# [Written exercise]
Set down all of the data exactly as it appears.

# [Recorded information]
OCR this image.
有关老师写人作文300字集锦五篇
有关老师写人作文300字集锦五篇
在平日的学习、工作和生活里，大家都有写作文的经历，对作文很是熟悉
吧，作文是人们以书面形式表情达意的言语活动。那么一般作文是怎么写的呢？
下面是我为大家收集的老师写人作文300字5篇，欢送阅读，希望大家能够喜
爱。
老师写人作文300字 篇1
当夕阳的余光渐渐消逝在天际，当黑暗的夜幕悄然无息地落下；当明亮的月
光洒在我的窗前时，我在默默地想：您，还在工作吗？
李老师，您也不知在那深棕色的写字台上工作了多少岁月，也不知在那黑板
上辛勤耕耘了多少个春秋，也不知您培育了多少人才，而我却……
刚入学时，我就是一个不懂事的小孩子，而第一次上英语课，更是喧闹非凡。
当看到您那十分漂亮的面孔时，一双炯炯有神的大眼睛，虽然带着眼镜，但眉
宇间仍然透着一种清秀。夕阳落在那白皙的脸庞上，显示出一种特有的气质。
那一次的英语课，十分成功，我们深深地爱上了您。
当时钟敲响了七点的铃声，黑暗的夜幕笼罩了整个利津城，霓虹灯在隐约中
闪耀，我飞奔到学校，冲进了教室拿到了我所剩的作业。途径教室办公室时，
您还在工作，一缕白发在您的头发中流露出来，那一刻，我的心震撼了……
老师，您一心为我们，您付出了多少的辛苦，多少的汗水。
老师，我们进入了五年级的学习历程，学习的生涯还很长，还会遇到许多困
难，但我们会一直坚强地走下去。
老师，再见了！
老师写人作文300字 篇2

# [Exercise response]
OCR this image.
有关老师写人作文300字集锦五篇
有关老师写人作文300字集锦五篇
在平日的学习、工作和生活里，大家都有写作文的经历，对作文很是熟悉
吧，作文是人们以书面形式表情达意的言语活动。那么一般作文是怎么写的呢？
下面是我为大家收集的老师写人作文300字5篇，欢送阅读，希望大家能够喜
爱。
老师写人作文300字 篇1
当夕阳的余光渐渐消逝在天际，当黑暗的夜幕悄然无息地落下；当明亮的月
光洒在我的窗前时，我在默默地想：您，还在工作吗？
李老师，您也不知在那深棕色的写字台上工作了多少岁月，也不知在那黑板
上辛勤耕耘了多少个春秋，也不知您培育了多少人才，而我却……
刚入学时，我就是一个不懂事的小孩子，而第一次上英语课，更是喧闹非凡。
当看到您那十分漂亮的面孔时，一双炯炯有神的大眼睛，虽然带着眼镜，但眉
宇间仍然透着一种清秀。夕阳落在那白皙的脸庞上，显示出一种特有的气质。
那一次的英语课，十分成功，我们深深地爱上了您。
当时钟敲响了七点的铃声，黑暗的夜幕笼罩了整个利津城，霓虹灯在隐约中
闪耀，我飞奔到学校，冲进了教室拿到了我所剩的作业。途径教室办公室时，
您还在工作，一缕白发在您的头发中流露出来，那一刻，我的心震撼了……
老师，您一心为我们，您付出了多少的辛苦，多少的汗水。
老师，我们进入了五年级的学习历程，学习的生涯还很长，还会遇到许多困
难，但我们会一直坚强地走下去。
老师，再见了！
老师写人作文300字 篇2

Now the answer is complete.